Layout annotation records
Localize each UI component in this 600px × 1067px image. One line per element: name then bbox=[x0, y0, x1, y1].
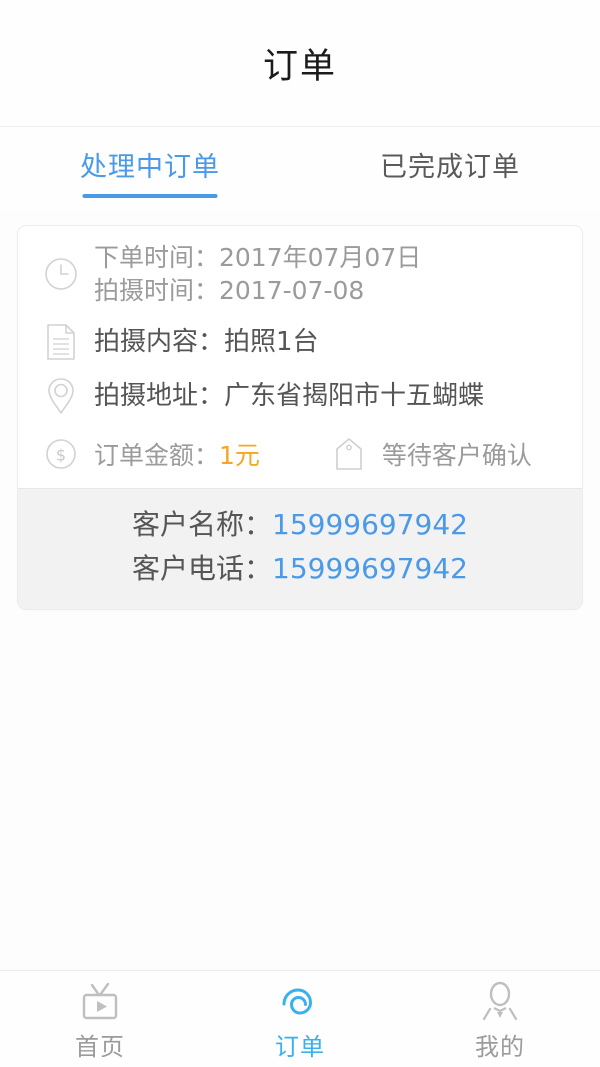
nav-item-profile-label: 我的 bbox=[475, 1033, 525, 1061]
clock-icon bbox=[40, 253, 82, 295]
customer-info-block: 客户名称：15999697942 客户电话：15999697942 bbox=[18, 488, 582, 609]
order-amount-value: 1元 bbox=[219, 441, 260, 470]
order-amount-row: $ 订单金额： 1元 等待客户确认 bbox=[18, 427, 582, 488]
order-address-text: 拍摄地址：广东省揭阳市十五蝴蝶 bbox=[94, 381, 485, 411]
customer-phone-label: 客户电话： bbox=[132, 552, 273, 585]
svg-text:$: $ bbox=[56, 446, 66, 465]
person-icon bbox=[478, 980, 522, 1024]
page-title: 订单 bbox=[262, 46, 337, 87]
nav-item-home[interactable]: 首页 bbox=[0, 971, 200, 1067]
order-content-row: 拍摄内容：拍照1台 bbox=[18, 315, 582, 369]
customer-name-label: 客户名称： bbox=[132, 508, 273, 541]
order-tabs: 处理中订单 已完成订单 bbox=[0, 127, 600, 211]
order-content-text: 拍摄内容：拍照1台 bbox=[94, 327, 319, 357]
tab-processing-orders-label: 处理中订单 bbox=[80, 152, 220, 183]
shoot-time-text: 拍摄时间：2017-07-08 bbox=[94, 276, 365, 305]
order-amount-label: 订单金额： bbox=[94, 441, 220, 470]
nav-item-home-label: 首页 bbox=[75, 1033, 125, 1061]
nav-item-orders-label: 订单 bbox=[275, 1033, 325, 1061]
customer-name-row: 客户名称：15999697942 bbox=[18, 503, 582, 547]
tab-completed-orders[interactable]: 已完成订单 bbox=[300, 127, 600, 211]
dollar-circle-icon: $ bbox=[40, 433, 82, 475]
spiral-icon bbox=[278, 980, 322, 1024]
tab-active-indicator bbox=[82, 194, 218, 198]
customer-phone-row: 客户电话：15999697942 bbox=[18, 547, 582, 591]
app-header: 订单 bbox=[0, 0, 600, 127]
location-pin-icon bbox=[40, 375, 82, 417]
orders-list: 下单时间：2017年07月07日 拍摄时间：2017-07-08 拍摄内容：拍照… bbox=[0, 211, 600, 970]
bottom-navigation: 首页 订单 我的 bbox=[0, 970, 600, 1067]
tag-icon bbox=[328, 433, 370, 475]
tab-completed-orders-label: 已完成订单 bbox=[380, 152, 520, 183]
order-time-text: 下单时间：2017年07月07日 bbox=[94, 243, 422, 272]
document-icon bbox=[40, 321, 82, 363]
app-screen: 订单 处理中订单 已完成订单 下单时间：2017年07月07日 拍摄时间：201… bbox=[0, 0, 600, 1067]
customer-phone-value[interactable]: 15999697942 bbox=[272, 552, 468, 585]
order-status: 等待客户确认 bbox=[328, 433, 532, 475]
tv-play-icon bbox=[78, 980, 122, 1024]
nav-item-orders[interactable]: 订单 bbox=[200, 971, 400, 1067]
customer-name-value[interactable]: 15999697942 bbox=[272, 508, 468, 541]
order-time-row: 下单时间：2017年07月07日 拍摄时间：2017-07-08 bbox=[18, 226, 582, 315]
nav-item-profile[interactable]: 我的 bbox=[400, 971, 600, 1067]
order-card[interactable]: 下单时间：2017年07月07日 拍摄时间：2017-07-08 拍摄内容：拍照… bbox=[17, 225, 583, 610]
tab-processing-orders[interactable]: 处理中订单 bbox=[0, 127, 300, 211]
order-address-row: 拍摄地址：广东省揭阳市十五蝴蝶 bbox=[18, 369, 582, 427]
order-status-text: 等待客户确认 bbox=[381, 441, 532, 470]
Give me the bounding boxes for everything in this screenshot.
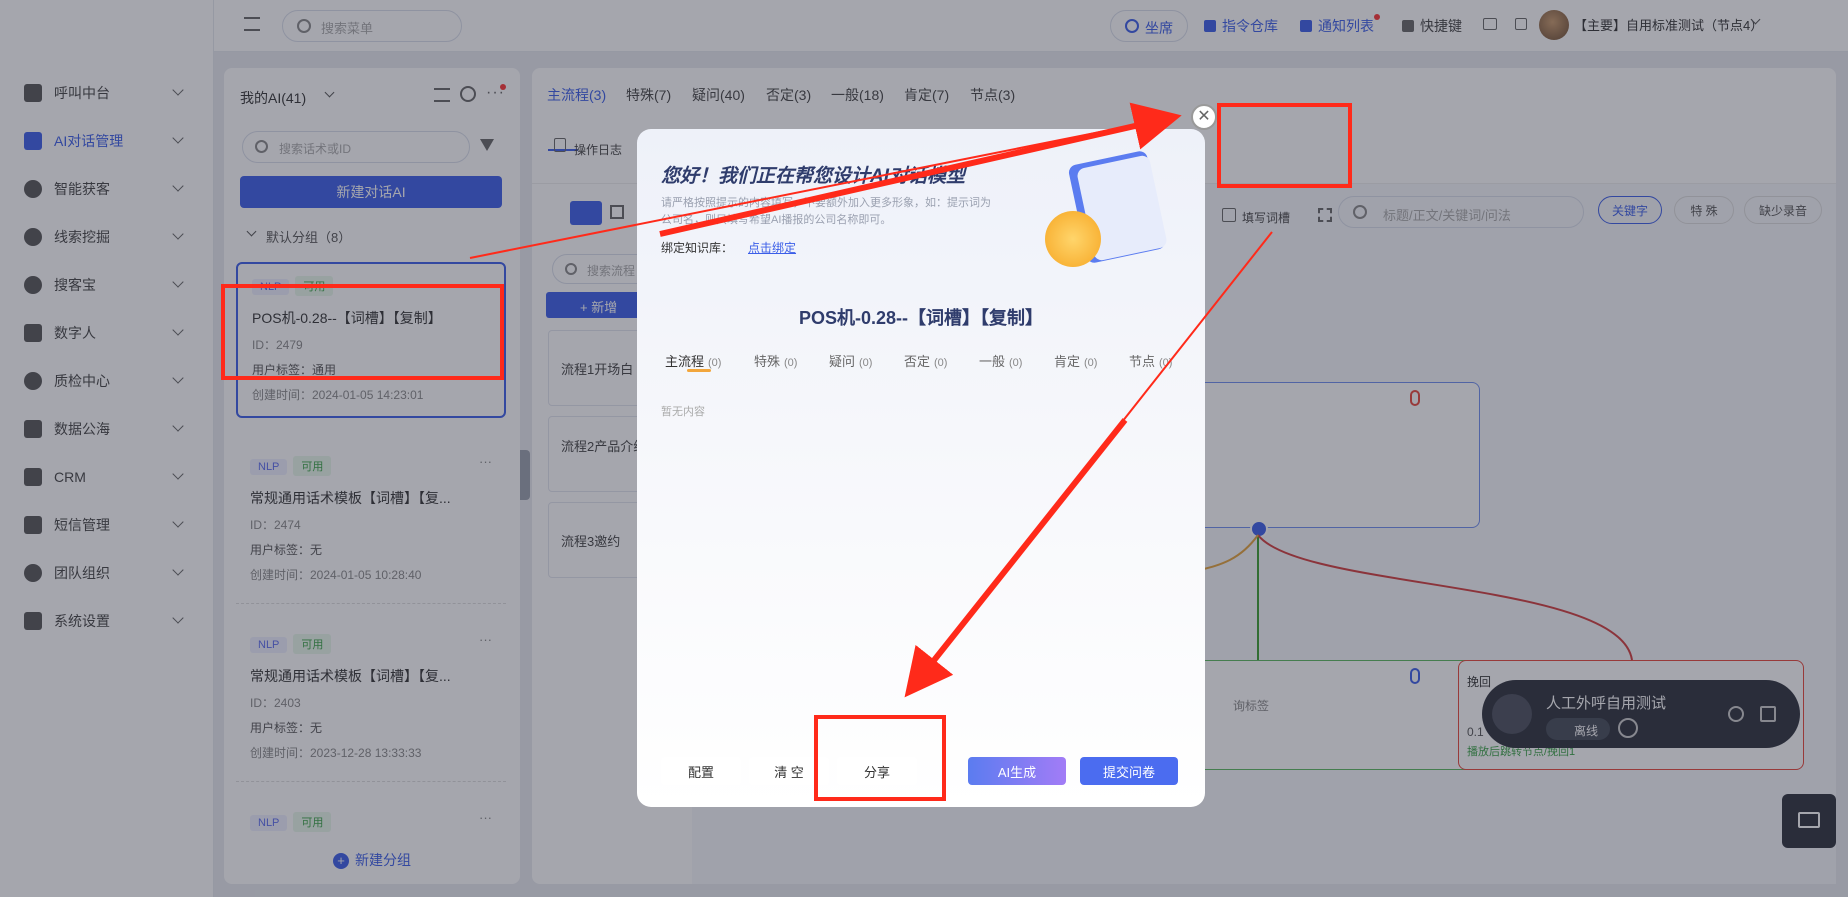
annotation-arrows [469, 102, 1273, 698]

OBJECTIVE
Could you transcribe every line of the records above verbatim, omitting the pictures?

OUTPUT OF THE TASK
Localize each UI component in this 600px × 1067px image. One line per element: name then bbox=[x0, y0, x1, y1].
nav-item-profile-label: 我的 bbox=[475, 1033, 525, 1061]
clock-icon bbox=[40, 253, 82, 295]
customer-info-block: 客户名称：15999697942 客户电话：15999697942 bbox=[18, 488, 582, 609]
order-amount-value: 1元 bbox=[219, 441, 260, 470]
order-amount-row: $ 订单金额： 1元 等待客户确认 bbox=[18, 427, 582, 488]
order-address-text: 拍摄地址：广东省揭阳市十五蝴蝶 bbox=[94, 381, 485, 411]
customer-phone-label: 客户电话： bbox=[132, 552, 273, 585]
svg-text:$: $ bbox=[56, 446, 66, 465]
person-icon bbox=[478, 980, 522, 1024]
page-title: 订单 bbox=[262, 46, 337, 87]
nav-item-home[interactable]: 首页 bbox=[0, 971, 200, 1067]
order-content-row: 拍摄内容：拍照1台 bbox=[18, 315, 582, 369]
customer-name-label: 客户名称： bbox=[132, 508, 273, 541]
order-tabs: 处理中订单 已完成订单 bbox=[0, 127, 600, 211]
order-content-text: 拍摄内容：拍照1台 bbox=[94, 327, 319, 357]
tab-processing-orders-label: 处理中订单 bbox=[80, 152, 220, 183]
shoot-time-text: 拍摄时间：2017-07-08 bbox=[94, 276, 365, 305]
order-amount-label: 订单金额： bbox=[94, 441, 220, 470]
nav-item-home-label: 首页 bbox=[75, 1033, 125, 1061]
nav-item-orders-label: 订单 bbox=[275, 1033, 325, 1061]
customer-name-row: 客户名称：15999697942 bbox=[18, 503, 582, 547]
tab-completed-orders[interactable]: 已完成订单 bbox=[300, 127, 600, 211]
dollar-circle-icon: $ bbox=[40, 433, 82, 475]
spiral-icon bbox=[278, 980, 322, 1024]
tab-active-indicator bbox=[82, 194, 218, 198]
customer-phone-row: 客户电话：15999697942 bbox=[18, 547, 582, 591]
app-header: 订单 bbox=[0, 0, 600, 127]
location-pin-icon bbox=[40, 375, 82, 417]
orders-list: 下单时间：2017年07月07日 拍摄时间：2017-07-08 拍摄内容：拍照… bbox=[0, 211, 600, 970]
bottom-navigation: 首页 订单 我的 bbox=[0, 970, 600, 1067]
tag-icon bbox=[328, 433, 370, 475]
tab-completed-orders-label: 已完成订单 bbox=[380, 152, 520, 183]
order-time-text: 下单时间：2017年07月07日 bbox=[94, 243, 422, 272]
document-icon bbox=[40, 321, 82, 363]
app-screen: 订单 处理中订单 已完成订单 下单时间：2017年07月07日 拍摄时间：201… bbox=[0, 0, 600, 1067]
customer-phone-value[interactable]: 15999697942 bbox=[272, 552, 468, 585]
order-status: 等待客户确认 bbox=[328, 433, 532, 475]
tv-play-icon bbox=[78, 980, 122, 1024]
nav-item-orders[interactable]: 订单 bbox=[200, 971, 400, 1067]
customer-name-value[interactable]: 15999697942 bbox=[272, 508, 468, 541]
order-time-row: 下单时间：2017年07月07日 拍摄时间：2017-07-08 bbox=[18, 226, 582, 315]
nav-item-profile[interactable]: 我的 bbox=[400, 971, 600, 1067]
order-card[interactable]: 下单时间：2017年07月07日 拍摄时间：2017-07-08 拍摄内容：拍照… bbox=[17, 225, 583, 610]
tab-processing-orders[interactable]: 处理中订单 bbox=[0, 127, 300, 211]
order-address-row: 拍摄地址：广东省揭阳市十五蝴蝶 bbox=[18, 369, 582, 427]
order-status-text: 等待客户确认 bbox=[381, 441, 532, 470]
Give me the bounding boxes for everything in this screenshot.
annotation-arrows [469, 102, 1273, 698]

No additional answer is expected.